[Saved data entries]
......

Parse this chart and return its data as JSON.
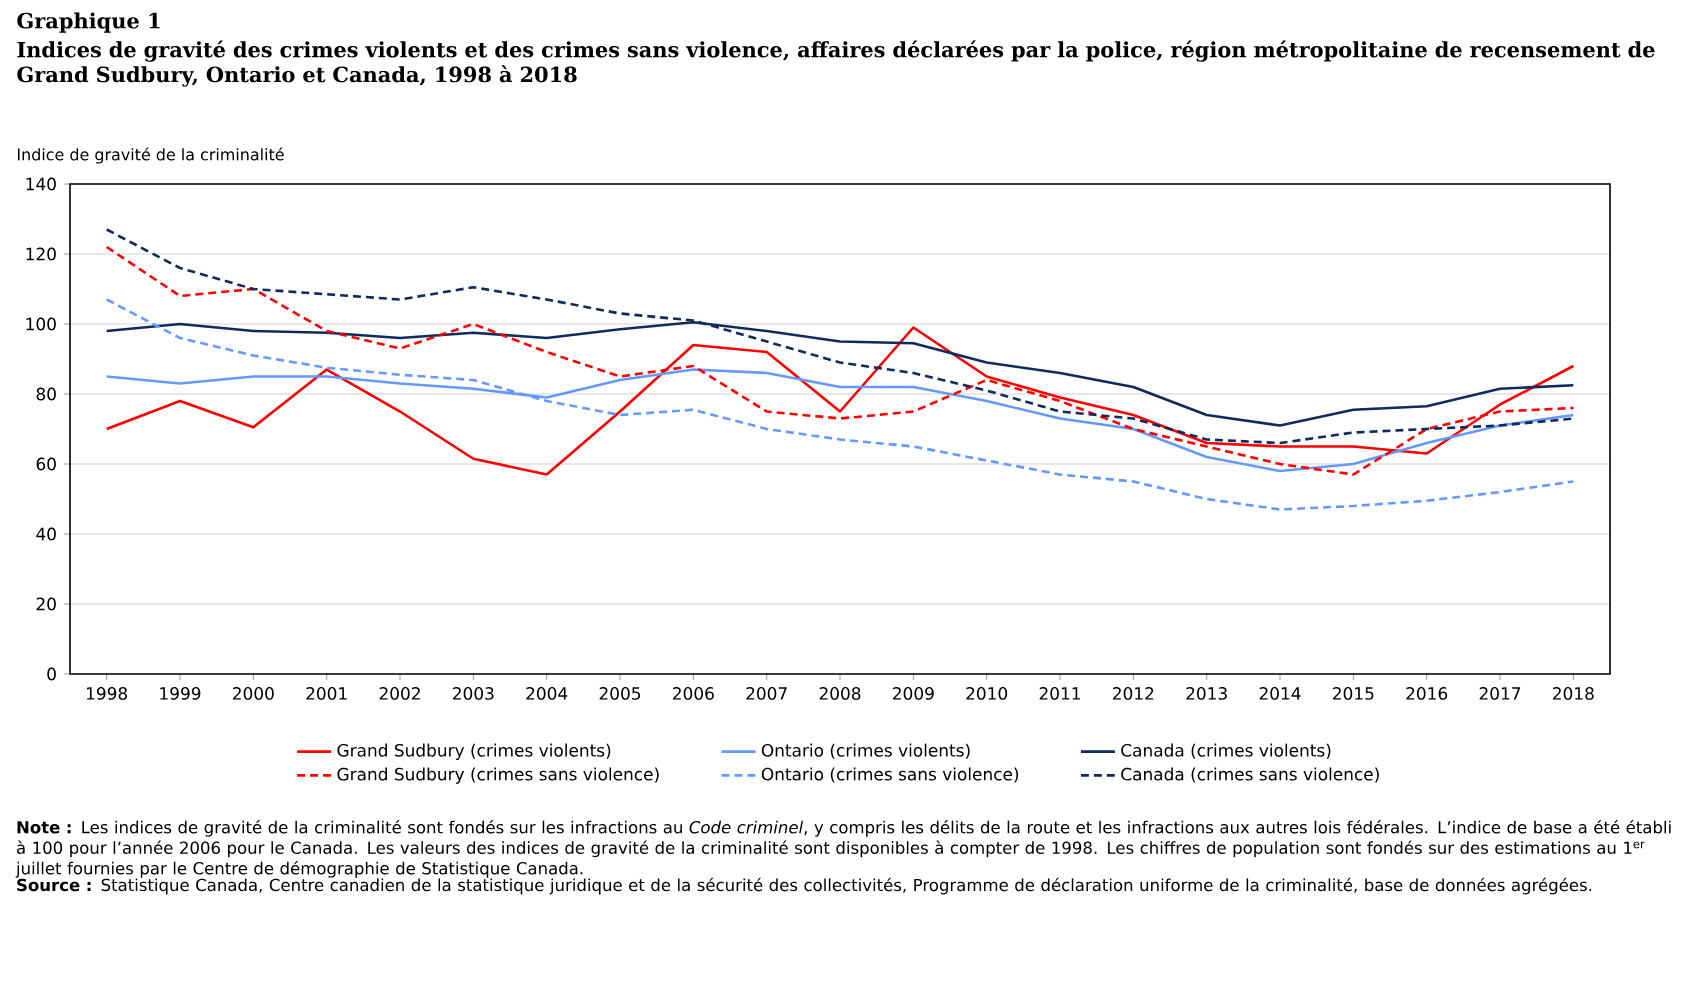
{
  "chart_data": {
    "type": "line",
    "title": "Graphique 1",
    "subtitle": "Indices de gravité des crimes violents et des crimes sans violence, affaires déclarées par la police, région métropolitaine de recensement de Grand Sudbury, Ontario et Canada, 1998 à 2018",
    "ylabel": "Indice de gravité de la criminalité",
    "categories": [
      "1998",
      "1999",
      "2000",
      "2001",
      "2002",
      "2003",
      "2004",
      "2005",
      "2006",
      "2007",
      "2008",
      "2009",
      "2010",
      "2011",
      "2012",
      "2013",
      "2014",
      "2015",
      "2016",
      "2017",
      "2018"
    ],
    "series": [
      {
        "name": "Grand Sudbury (crimes violents)",
        "color": "#ff0000",
        "line_style": "solid",
        "values": [
          70,
          78,
          70.5,
          87,
          75,
          61.5,
          57,
          75,
          94,
          92,
          75,
          99,
          85,
          79,
          74,
          66,
          65,
          65,
          63,
          77,
          88
        ]
      },
      {
        "name": "Ontario (crimes violents)",
        "color": "#6699ff",
        "line_style": "solid",
        "values": [
          85,
          83,
          85,
          85,
          83,
          81.5,
          79,
          84,
          87,
          86,
          82,
          82,
          78,
          73,
          70,
          62,
          58,
          60,
          66,
          71,
          74
        ]
      },
      {
        "name": "Canada (crimes violents)",
        "color": "#0f2a5c",
        "line_style": "solid",
        "values": [
          98,
          100,
          98,
          97.5,
          96,
          97.5,
          96,
          98.5,
          100.5,
          98,
          95,
          94.5,
          89,
          86,
          82,
          74,
          71,
          75.5,
          76.5,
          81.5,
          82.5
        ]
      },
      {
        "name": "Grand Sudbury (crimes sans violence)",
        "color": "#ff0000",
        "line_style": "dashed",
        "values": [
          122,
          108,
          110,
          98,
          93,
          100,
          92,
          85,
          88,
          75,
          73,
          75,
          84,
          78,
          70,
          65,
          60,
          57,
          70,
          75,
          76
        ]
      },
      {
        "name": "Ontario (crimes sans violence)",
        "color": "#6699ff",
        "line_style": "dashed",
        "values": [
          107,
          96,
          91,
          87.5,
          85.5,
          84,
          78,
          74,
          75.5,
          70,
          67,
          65,
          61,
          57,
          55,
          50,
          47,
          48,
          49.5,
          52,
          55
        ]
      },
      {
        "name": "Canada (crimes sans violence)",
        "color": "#0f2a5c",
        "line_style": "dashed",
        "values": [
          127,
          116,
          110,
          108.5,
          107,
          110.5,
          107,
          103,
          101,
          95,
          89,
          86,
          81,
          75,
          73,
          67,
          66,
          69,
          70,
          71,
          73
        ]
      }
    ],
    "ylim": [
      0,
      140
    ],
    "yticks": [
      0,
      20,
      40,
      60,
      80,
      100,
      120,
      140
    ],
    "grid": "y",
    "legend": "bottom",
    "annotations": [
      "**Note :** Les indices de gravité de la criminalité sont fondés sur les infractions au *Code criminel*, y compris les délits de la route et les infractions aux autres lois fédérales. L’indice de base a été établi à 100 pour l’année 2006 pour le Canada. Les valeurs des indices de gravité de la criminalité sont disponibles à compter de 1998. Les chiffres de population sont fondés sur des estimations au 1$^{er}$ juillet fournies par le Centre de démographie de Statistique Canada.",
      "**Source :** Statistique Canada, Centre canadien de la statistique juridique et de la sécurité des collectivités, Programme de déclaration uniforme de la criminalité, base de données agrégées."
    ]
  }
}
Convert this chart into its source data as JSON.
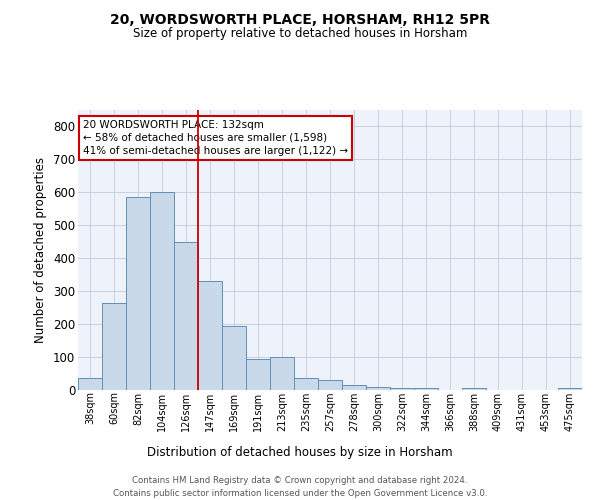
{
  "title_line1": "20, WORDSWORTH PLACE, HORSHAM, RH12 5PR",
  "title_line2": "Size of property relative to detached houses in Horsham",
  "xlabel": "Distribution of detached houses by size in Horsham",
  "ylabel": "Number of detached properties",
  "categories": [
    "38sqm",
    "60sqm",
    "82sqm",
    "104sqm",
    "126sqm",
    "147sqm",
    "169sqm",
    "191sqm",
    "213sqm",
    "235sqm",
    "257sqm",
    "278sqm",
    "300sqm",
    "322sqm",
    "344sqm",
    "366sqm",
    "388sqm",
    "409sqm",
    "431sqm",
    "453sqm",
    "475sqm"
  ],
  "values": [
    35,
    265,
    585,
    600,
    450,
    330,
    195,
    95,
    100,
    35,
    30,
    15,
    10,
    6,
    5,
    1,
    5,
    0,
    0,
    0,
    5
  ],
  "bar_color": "#c9d9ea",
  "bar_edge_color": "#6090b8",
  "red_line_index": 4,
  "annotation_text": "20 WORDSWORTH PLACE: 132sqm\n← 58% of detached houses are smaller (1,598)\n41% of semi-detached houses are larger (1,122) →",
  "annotation_box_color": "#ffffff",
  "annotation_box_edge": "#cc0000",
  "red_line_color": "#cc0000",
  "ylim": [
    0,
    850
  ],
  "yticks": [
    0,
    100,
    200,
    300,
    400,
    500,
    600,
    700,
    800
  ],
  "footer_line1": "Contains HM Land Registry data © Crown copyright and database right 2024.",
  "footer_line2": "Contains public sector information licensed under the Open Government Licence v3.0.",
  "bg_color": "#eef2fa",
  "grid_color": "#c8d0e0"
}
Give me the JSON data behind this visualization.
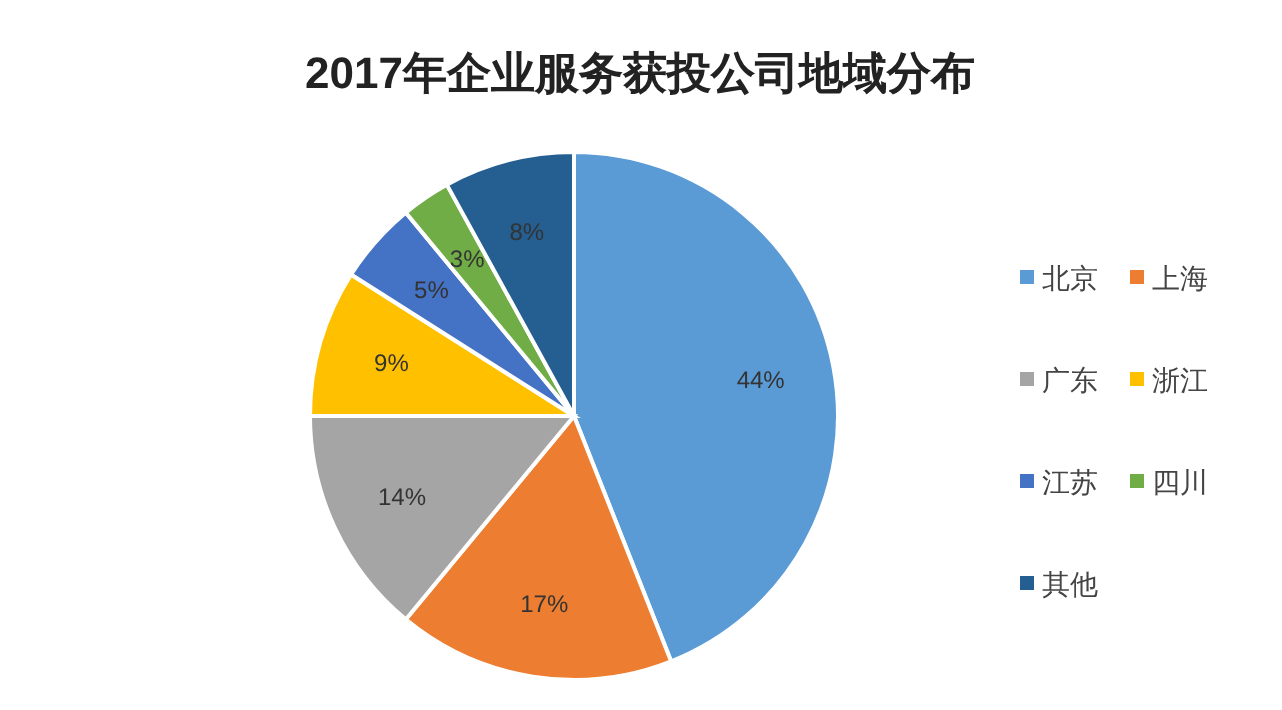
{
  "chart_data": {
    "type": "pie",
    "title": "2017年企业服务获投公司地域分布",
    "categories": [
      "北京",
      "上海",
      "广东",
      "浙江",
      "江苏",
      "四川",
      "其他"
    ],
    "values": [
      44,
      17,
      14,
      9,
      5,
      3,
      8
    ],
    "value_labels": [
      "44%",
      "17%",
      "14%",
      "9%",
      "5%",
      "3%",
      "8%"
    ],
    "colors": [
      "#5b9bd5",
      "#ed7d31",
      "#a5a5a5",
      "#ffc000",
      "#4472c4",
      "#70ad47",
      "#255e91"
    ],
    "legend": "right"
  }
}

......

* Short problem:
Copy every line of the records above that holds the word "name".

* In response:
        "name": "Grand Sudbury (crimes violents)",
        "name": "Ontario (crimes violents)",
        "name": "Canada (crimes violents)",
        "name": "Grand Sudbury (crimes sans violence)",
        "name": "Ontario (crimes sans violence)",
        "name": "Canada (crimes sans violence)",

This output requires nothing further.